Stored data:
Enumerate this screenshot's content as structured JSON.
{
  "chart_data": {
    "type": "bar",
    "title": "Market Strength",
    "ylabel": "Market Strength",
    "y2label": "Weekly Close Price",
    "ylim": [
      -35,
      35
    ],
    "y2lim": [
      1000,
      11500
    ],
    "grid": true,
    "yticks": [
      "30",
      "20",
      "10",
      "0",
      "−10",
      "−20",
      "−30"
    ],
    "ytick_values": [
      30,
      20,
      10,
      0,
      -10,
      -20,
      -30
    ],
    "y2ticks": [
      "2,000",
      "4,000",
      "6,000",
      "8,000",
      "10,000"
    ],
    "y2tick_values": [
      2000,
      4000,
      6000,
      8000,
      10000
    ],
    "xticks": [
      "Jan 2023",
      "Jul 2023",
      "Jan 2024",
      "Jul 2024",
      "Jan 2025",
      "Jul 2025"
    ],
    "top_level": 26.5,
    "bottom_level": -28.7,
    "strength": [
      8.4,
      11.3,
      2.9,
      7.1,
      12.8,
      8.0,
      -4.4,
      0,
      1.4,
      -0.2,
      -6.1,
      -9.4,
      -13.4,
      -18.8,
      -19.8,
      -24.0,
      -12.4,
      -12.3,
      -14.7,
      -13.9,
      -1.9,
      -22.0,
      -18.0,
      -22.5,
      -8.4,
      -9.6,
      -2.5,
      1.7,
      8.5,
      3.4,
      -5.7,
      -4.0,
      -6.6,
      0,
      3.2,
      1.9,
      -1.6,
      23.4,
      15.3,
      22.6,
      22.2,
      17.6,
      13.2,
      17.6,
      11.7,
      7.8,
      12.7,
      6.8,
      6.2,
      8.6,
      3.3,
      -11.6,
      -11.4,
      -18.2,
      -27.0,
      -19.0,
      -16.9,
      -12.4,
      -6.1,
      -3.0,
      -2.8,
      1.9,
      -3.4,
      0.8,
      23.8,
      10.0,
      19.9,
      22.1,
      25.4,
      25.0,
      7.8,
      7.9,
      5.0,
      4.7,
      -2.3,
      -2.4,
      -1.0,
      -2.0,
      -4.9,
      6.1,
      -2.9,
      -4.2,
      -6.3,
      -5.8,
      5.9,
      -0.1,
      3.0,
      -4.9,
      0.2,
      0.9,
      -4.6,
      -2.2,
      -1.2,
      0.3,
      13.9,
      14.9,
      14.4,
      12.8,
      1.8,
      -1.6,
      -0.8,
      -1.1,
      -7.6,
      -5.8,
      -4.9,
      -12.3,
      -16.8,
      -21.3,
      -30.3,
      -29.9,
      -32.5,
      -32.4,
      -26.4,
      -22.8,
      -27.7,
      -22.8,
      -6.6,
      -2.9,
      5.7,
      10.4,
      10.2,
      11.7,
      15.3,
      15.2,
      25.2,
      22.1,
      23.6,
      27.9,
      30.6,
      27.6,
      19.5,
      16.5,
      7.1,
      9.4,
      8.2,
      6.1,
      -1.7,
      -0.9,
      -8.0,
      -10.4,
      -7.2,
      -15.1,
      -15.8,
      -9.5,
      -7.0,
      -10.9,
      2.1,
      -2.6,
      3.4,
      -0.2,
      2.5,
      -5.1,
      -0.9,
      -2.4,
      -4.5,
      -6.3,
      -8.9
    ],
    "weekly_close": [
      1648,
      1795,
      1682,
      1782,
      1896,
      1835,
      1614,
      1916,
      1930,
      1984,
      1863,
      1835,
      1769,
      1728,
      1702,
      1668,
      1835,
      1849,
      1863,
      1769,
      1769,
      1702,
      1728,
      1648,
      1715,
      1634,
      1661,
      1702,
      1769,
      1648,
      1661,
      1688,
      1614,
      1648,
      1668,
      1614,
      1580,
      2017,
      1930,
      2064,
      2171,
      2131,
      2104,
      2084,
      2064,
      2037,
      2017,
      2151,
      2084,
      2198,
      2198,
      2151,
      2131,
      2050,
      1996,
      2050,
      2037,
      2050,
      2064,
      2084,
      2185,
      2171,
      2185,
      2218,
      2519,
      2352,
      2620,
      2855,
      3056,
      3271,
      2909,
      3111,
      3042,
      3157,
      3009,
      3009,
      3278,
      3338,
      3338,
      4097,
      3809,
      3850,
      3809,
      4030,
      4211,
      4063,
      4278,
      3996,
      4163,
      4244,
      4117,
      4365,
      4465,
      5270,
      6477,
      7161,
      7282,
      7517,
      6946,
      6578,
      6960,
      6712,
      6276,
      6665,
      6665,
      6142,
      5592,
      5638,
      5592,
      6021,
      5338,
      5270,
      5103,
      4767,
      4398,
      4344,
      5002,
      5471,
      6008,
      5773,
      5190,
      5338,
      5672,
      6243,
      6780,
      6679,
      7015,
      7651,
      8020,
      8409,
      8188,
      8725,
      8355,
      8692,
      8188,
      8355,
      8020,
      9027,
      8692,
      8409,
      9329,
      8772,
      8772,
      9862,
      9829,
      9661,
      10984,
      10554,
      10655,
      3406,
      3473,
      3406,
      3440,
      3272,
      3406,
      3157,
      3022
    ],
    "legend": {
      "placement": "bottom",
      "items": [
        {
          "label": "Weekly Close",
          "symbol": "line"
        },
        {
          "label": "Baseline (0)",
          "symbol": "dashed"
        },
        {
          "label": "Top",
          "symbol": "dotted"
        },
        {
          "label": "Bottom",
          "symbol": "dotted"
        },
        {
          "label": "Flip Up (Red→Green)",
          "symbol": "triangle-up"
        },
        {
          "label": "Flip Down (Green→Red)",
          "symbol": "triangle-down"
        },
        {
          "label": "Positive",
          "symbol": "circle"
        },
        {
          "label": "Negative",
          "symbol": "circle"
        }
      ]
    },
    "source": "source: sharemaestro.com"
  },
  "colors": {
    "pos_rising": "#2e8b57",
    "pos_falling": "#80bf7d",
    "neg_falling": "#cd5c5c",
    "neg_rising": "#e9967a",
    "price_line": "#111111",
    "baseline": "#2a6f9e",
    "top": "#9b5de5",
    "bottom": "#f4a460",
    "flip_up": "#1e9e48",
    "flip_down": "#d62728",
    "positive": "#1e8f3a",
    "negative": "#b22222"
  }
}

- EXERCISE DIRECTIONS
Retype the data exactly as given.

- ANSWER FOR THE TASK
Enumerate this screenshot's content as structured JSON.
{
  "chart_data": {
    "type": "bar",
    "title": "Market Strength",
    "ylabel": "Market Strength",
    "y2label": "Weekly Close Price",
    "ylim": [
      -35,
      35
    ],
    "y2lim": [
      1000,
      11500
    ],
    "grid": true,
    "yticks": [
      "30",
      "20",
      "10",
      "0",
      "−10",
      "−20",
      "−30"
    ],
    "ytick_values": [
      30,
      20,
      10,
      0,
      -10,
      -20,
      -30
    ],
    "y2ticks": [
      "2,000",
      "4,000",
      "6,000",
      "8,000",
      "10,000"
    ],
    "y2tick_values": [
      2000,
      4000,
      6000,
      8000,
      10000
    ],
    "xticks": [
      "Jan 2023",
      "Jul 2023",
      "Jan 2024",
      "Jul 2024",
      "Jan 2025",
      "Jul 2025"
    ],
    "top_level": 26.5,
    "bottom_level": -28.7,
    "strength": [
      8.4,
      11.3,
      2.9,
      7.1,
      12.8,
      8.0,
      -4.4,
      0,
      1.4,
      -0.2,
      -6.1,
      -9.4,
      -13.4,
      -18.8,
      -19.8,
      -24.0,
      -12.4,
      -12.3,
      -14.7,
      -13.9,
      -1.9,
      -22.0,
      -18.0,
      -22.5,
      -8.4,
      -9.6,
      -2.5,
      1.7,
      8.5,
      3.4,
      -5.7,
      -4.0,
      -6.6,
      0,
      3.2,
      1.9,
      -1.6,
      23.4,
      15.3,
      22.6,
      22.2,
      17.6,
      13.2,
      17.6,
      11.7,
      7.8,
      12.7,
      6.8,
      6.2,
      8.6,
      3.3,
      -11.6,
      -11.4,
      -18.2,
      -27.0,
      -19.0,
      -16.9,
      -12.4,
      -6.1,
      -3.0,
      -2.8,
      1.9,
      -3.4,
      0.8,
      23.8,
      10.0,
      19.9,
      22.1,
      25.4,
      25.0,
      7.8,
      7.9,
      5.0,
      4.7,
      -2.3,
      -2.4,
      -1.0,
      -2.0,
      -4.9,
      6.1,
      -2.9,
      -4.2,
      -6.3,
      -5.8,
      5.9,
      -0.1,
      3.0,
      -4.9,
      0.2,
      0.9,
      -4.6,
      -2.2,
      -1.2,
      0.3,
      13.9,
      14.9,
      14.4,
      12.8,
      1.8,
      -1.6,
      -0.8,
      -1.1,
      -7.6,
      -5.8,
      -4.9,
      -12.3,
      -16.8,
      -21.3,
      -30.3,
      -29.9,
      -32.5,
      -32.4,
      -26.4,
      -22.8,
      -27.7,
      -22.8,
      -6.6,
      -2.9,
      5.7,
      10.4,
      10.2,
      11.7,
      15.3,
      15.2,
      25.2,
      22.1,
      23.6,
      27.9,
      30.6,
      27.6,
      19.5,
      16.5,
      7.1,
      9.4,
      8.2,
      6.1,
      -1.7,
      -0.9,
      -8.0,
      -10.4,
      -7.2,
      -15.1,
      -15.8,
      -9.5,
      -7.0,
      -10.9,
      2.1,
      -2.6,
      3.4,
      -0.2,
      2.5,
      -5.1,
      -0.9,
      -2.4,
      -4.5,
      -6.3,
      -8.9
    ],
    "weekly_close": [
      1648,
      1795,
      1682,
      1782,
      1896,
      1835,
      1614,
      1916,
      1930,
      1984,
      1863,
      1835,
      1769,
      1728,
      1702,
      1668,
      1835,
      1849,
      1863,
      1769,
      1769,
      1702,
      1728,
      1648,
      1715,
      1634,
      1661,
      1702,
      1769,
      1648,
      1661,
      1688,
      1614,
      1648,
      1668,
      1614,
      1580,
      2017,
      1930,
      2064,
      2171,
      2131,
      2104,
      2084,
      2064,
      2037,
      2017,
      2151,
      2084,
      2198,
      2198,
      2151,
      2131,
      2050,
      1996,
      2050,
      2037,
      2050,
      2064,
      2084,
      2185,
      2171,
      2185,
      2218,
      2519,
      2352,
      2620,
      2855,
      3056,
      3271,
      2909,
      3111,
      3042,
      3157,
      3009,
      3009,
      3278,
      3338,
      3338,
      4097,
      3809,
      3850,
      3809,
      4030,
      4211,
      4063,
      4278,
      3996,
      4163,
      4244,
      4117,
      4365,
      4465,
      5270,
      6477,
      7161,
      7282,
      7517,
      6946,
      6578,
      6960,
      6712,
      6276,
      6665,
      6665,
      6142,
      5592,
      5638,
      5592,
      6021,
      5338,
      5270,
      5103,
      4767,
      4398,
      4344,
      5002,
      5471,
      6008,
      5773,
      5190,
      5338,
      5672,
      6243,
      6780,
      6679,
      7015,
      7651,
      8020,
      8409,
      8188,
      8725,
      8355,
      8692,
      8188,
      8355,
      8020,
      9027,
      8692,
      8409,
      9329,
      8772,
      8772,
      9862,
      9829,
      9661,
      10984,
      10554,
      10655,
      3406,
      3473,
      3406,
      3440,
      3272,
      3406,
      3157,
      3022
    ],
    "legend": {
      "placement": "bottom",
      "items": [
        {
          "label": "Weekly Close",
          "symbol": "line"
        },
        {
          "label": "Baseline (0)",
          "symbol": "dashed"
        },
        {
          "label": "Top",
          "symbol": "dotted"
        },
        {
          "label": "Bottom",
          "symbol": "dotted"
        },
        {
          "label": "Flip Up (Red→Green)",
          "symbol": "triangle-up"
        },
        {
          "label": "Flip Down (Green→Red)",
          "symbol": "triangle-down"
        },
        {
          "label": "Positive",
          "symbol": "circle"
        },
        {
          "label": "Negative",
          "symbol": "circle"
        }
      ]
    },
    "source": "source: sharemaestro.com"
  },
  "colors": {
    "pos_rising": "#2e8b57",
    "pos_falling": "#80bf7d",
    "neg_falling": "#cd5c5c",
    "neg_rising": "#e9967a",
    "price_line": "#111111",
    "baseline": "#2a6f9e",
    "top": "#9b5de5",
    "bottom": "#f4a460",
    "flip_up": "#1e9e48",
    "flip_down": "#d62728",
    "positive": "#1e8f3a",
    "negative": "#b22222"
  }
}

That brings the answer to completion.